## WORK TO BE COMPLETED
Copy out every record below with complete accuracy.

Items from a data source
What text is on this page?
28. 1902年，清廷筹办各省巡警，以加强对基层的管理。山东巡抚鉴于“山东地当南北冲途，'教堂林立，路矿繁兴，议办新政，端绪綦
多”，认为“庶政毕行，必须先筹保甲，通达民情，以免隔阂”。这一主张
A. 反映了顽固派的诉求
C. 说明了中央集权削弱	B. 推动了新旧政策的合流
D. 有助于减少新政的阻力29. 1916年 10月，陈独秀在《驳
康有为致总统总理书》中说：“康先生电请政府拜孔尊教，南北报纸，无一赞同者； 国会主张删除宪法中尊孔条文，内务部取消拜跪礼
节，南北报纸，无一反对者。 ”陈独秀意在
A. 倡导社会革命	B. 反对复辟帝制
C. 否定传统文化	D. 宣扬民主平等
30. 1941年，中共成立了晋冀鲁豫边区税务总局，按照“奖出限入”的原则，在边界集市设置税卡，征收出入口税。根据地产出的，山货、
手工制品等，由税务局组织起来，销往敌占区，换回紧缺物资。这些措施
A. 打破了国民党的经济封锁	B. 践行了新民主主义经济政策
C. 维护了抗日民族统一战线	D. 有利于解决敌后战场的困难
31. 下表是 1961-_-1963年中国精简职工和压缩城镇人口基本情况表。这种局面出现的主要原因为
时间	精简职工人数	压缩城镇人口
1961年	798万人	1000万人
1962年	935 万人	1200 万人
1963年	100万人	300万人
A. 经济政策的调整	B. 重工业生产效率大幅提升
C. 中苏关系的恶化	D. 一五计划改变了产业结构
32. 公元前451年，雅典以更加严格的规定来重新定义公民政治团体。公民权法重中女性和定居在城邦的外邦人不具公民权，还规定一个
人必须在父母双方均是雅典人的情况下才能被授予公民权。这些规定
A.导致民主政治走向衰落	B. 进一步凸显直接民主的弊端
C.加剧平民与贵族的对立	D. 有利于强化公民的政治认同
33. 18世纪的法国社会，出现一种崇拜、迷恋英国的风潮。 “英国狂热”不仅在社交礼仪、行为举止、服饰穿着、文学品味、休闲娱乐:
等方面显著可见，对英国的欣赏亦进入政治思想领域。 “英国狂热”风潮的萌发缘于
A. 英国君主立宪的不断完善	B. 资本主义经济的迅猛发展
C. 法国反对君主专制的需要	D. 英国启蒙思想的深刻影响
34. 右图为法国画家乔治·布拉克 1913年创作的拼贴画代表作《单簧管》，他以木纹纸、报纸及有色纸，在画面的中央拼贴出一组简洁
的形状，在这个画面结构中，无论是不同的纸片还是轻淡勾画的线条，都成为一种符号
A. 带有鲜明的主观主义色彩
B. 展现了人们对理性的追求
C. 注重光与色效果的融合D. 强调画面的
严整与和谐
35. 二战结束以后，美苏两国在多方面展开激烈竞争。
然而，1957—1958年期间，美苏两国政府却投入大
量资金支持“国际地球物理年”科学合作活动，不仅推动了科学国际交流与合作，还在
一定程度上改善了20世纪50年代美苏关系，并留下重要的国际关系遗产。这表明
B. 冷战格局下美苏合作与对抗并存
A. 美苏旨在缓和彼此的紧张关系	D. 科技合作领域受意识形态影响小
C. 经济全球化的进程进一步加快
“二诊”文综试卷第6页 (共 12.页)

## THE REPLY
What text is on this page?
28. 1902年，清廷筹办各省巡警，以加强对基层的管理。山东巡抚鉴于“山东地当南北冲途，'教堂林立，路矿繁兴，议办新政，端绪綦
多”，认为“庶政毕行，必须先筹保甲，通达民情，以免隔阂”。这一主张
A. 反映了顽固派的诉求
C. 说明了中央集权削弱	B. 推动了新旧政策的合流
D. 有助于减少新政的阻力29. 1916年 10月，陈独秀在《驳
康有为致总统总理书》中说：“康先生电请政府拜孔尊教，南北报纸，无一赞同者； 国会主张删除宪法中尊孔条文，内务部取消拜跪礼
节，南北报纸，无一反对者。 ”陈独秀意在
A. 倡导社会革命	B. 反对复辟帝制
C. 否定传统文化	D. 宣扬民主平等
30. 1941年，中共成立了晋冀鲁豫边区税务总局，按照“奖出限入”的原则，在边界集市设置税卡，征收出入口税。根据地产出的，山货、
手工制品等，由税务局组织起来，销往敌占区，换回紧缺物资。这些措施
A. 打破了国民党的经济封锁	B. 践行了新民主主义经济政策
C. 维护了抗日民族统一战线	D. 有利于解决敌后战场的困难
31. 下表是 1961-_-1963年中国精简职工和压缩城镇人口基本情况表。这种局面出现的主要原因为
时间	精简职工人数	压缩城镇人口
1961年	798万人	1000万人
1962年	935 万人	1200 万人
1963年	100万人	300万人
A. 经济政策的调整	B. 重工业生产效率大幅提升
C. 中苏关系的恶化	D. 一五计划改变了产业结构
32. 公元前451年，雅典以更加严格的规定来重新定义公民政治团体。公民权法重中女性和定居在城邦的外邦人不具公民权，还规定一个
人必须在父母双方均是雅典人的情况下才能被授予公民权。这些规定
A.导致民主政治走向衰落	B. 进一步凸显直接民主的弊端
C.加剧平民与贵族的对立	D. 有利于强化公民的政治认同
33. 18世纪的法国社会，出现一种崇拜、迷恋英国的风潮。 “英国狂热”不仅在社交礼仪、行为举止、服饰穿着、文学品味、休闲娱乐:
等方面显著可见，对英国的欣赏亦进入政治思想领域。 “英国狂热”风潮的萌发缘于
A. 英国君主立宪的不断完善	B. 资本主义经济的迅猛发展
C. 法国反对君主专制的需要	D. 英国启蒙思想的深刻影响
34. 右图为法国画家乔治·布拉克 1913年创作的拼贴画代表作《单簧管》，他以木纹纸、报纸及有色纸，在画面的中央拼贴出一组简洁
的形状，在这个画面结构中，无论是不同的纸片还是轻淡勾画的线条，都成为一种符号
A. 带有鲜明的主观主义色彩
B. 展现了人们对理性的追求
C. 注重光与色效果的融合D. 强调画面的
严整与和谐
35. 二战结束以后，美苏两国在多方面展开激烈竞争。
然而，1957—1958年期间，美苏两国政府却投入大
量资金支持“国际地球物理年”科学合作活动，不仅推动了科学国际交流与合作，还在
一定程度上改善了20世纪50年代美苏关系，并留下重要的国际关系遗产。这表明
B. 冷战格局下美苏合作与对抗并存
A. 美苏旨在缓和彼此的紧张关系	D. 科技合作领域受意识形态影响小
C. 经济全球化的进程进一步加快
“二诊”文综试卷第6页 (共 12.页)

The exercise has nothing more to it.